* _EXERCISE AIM_:
Every line that contains the word "Galeria" should be copied.

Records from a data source

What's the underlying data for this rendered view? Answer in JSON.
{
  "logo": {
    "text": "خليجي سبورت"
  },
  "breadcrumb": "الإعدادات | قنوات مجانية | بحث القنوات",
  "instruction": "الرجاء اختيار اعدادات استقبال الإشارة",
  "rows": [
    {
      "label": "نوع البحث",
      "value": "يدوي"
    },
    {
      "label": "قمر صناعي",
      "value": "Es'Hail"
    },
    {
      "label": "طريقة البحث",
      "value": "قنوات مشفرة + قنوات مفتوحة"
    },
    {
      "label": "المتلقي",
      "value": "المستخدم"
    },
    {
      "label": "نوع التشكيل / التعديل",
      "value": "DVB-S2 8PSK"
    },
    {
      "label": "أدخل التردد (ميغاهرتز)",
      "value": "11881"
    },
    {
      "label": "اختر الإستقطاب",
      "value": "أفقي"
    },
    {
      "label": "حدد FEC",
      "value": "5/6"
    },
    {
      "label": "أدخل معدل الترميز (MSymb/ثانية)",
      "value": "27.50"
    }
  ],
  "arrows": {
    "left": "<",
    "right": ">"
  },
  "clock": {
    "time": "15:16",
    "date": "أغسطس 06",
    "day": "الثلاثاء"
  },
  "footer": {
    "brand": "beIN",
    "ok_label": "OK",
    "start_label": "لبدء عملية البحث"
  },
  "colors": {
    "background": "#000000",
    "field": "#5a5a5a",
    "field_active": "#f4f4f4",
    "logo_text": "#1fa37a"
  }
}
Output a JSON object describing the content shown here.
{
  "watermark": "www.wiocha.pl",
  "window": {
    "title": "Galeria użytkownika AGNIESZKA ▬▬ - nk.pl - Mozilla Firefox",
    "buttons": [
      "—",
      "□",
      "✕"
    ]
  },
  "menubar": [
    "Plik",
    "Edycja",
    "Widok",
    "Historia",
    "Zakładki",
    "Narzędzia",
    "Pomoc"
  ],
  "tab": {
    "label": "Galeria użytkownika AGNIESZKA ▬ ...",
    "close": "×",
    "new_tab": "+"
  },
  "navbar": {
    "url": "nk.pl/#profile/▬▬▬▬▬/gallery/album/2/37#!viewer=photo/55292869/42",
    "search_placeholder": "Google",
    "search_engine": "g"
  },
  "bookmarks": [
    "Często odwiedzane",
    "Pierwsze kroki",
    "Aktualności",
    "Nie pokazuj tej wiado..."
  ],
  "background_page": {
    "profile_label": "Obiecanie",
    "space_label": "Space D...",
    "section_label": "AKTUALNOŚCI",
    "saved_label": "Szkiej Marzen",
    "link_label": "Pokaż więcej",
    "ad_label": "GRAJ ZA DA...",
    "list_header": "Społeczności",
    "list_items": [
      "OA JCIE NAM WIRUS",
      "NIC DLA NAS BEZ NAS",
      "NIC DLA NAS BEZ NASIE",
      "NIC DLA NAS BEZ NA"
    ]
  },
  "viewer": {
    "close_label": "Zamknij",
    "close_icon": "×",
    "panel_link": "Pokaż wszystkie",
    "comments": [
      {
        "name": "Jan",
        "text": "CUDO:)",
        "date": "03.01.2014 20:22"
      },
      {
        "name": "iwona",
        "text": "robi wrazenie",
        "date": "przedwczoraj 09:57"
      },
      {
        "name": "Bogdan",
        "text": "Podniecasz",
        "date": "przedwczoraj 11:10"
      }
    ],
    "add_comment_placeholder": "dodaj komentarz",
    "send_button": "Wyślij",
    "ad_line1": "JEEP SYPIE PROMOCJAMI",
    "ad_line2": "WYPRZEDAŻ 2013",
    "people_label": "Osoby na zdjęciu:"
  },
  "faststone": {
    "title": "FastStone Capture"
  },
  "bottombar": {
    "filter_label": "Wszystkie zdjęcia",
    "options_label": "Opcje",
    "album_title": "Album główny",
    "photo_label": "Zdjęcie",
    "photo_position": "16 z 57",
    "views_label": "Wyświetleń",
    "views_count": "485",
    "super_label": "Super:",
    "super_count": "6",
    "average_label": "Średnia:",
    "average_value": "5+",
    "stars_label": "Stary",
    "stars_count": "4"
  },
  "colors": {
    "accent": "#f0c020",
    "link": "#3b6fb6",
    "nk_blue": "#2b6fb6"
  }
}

* _SOLUTION TO THE PROBLEM_:
    "title": "Galeria użytkownika AGNIESZKA ▬▬ - nk.pl - Mozilla Firefox",
    "label": "Galeria użytkownika AGNIESZKA ▬ ...",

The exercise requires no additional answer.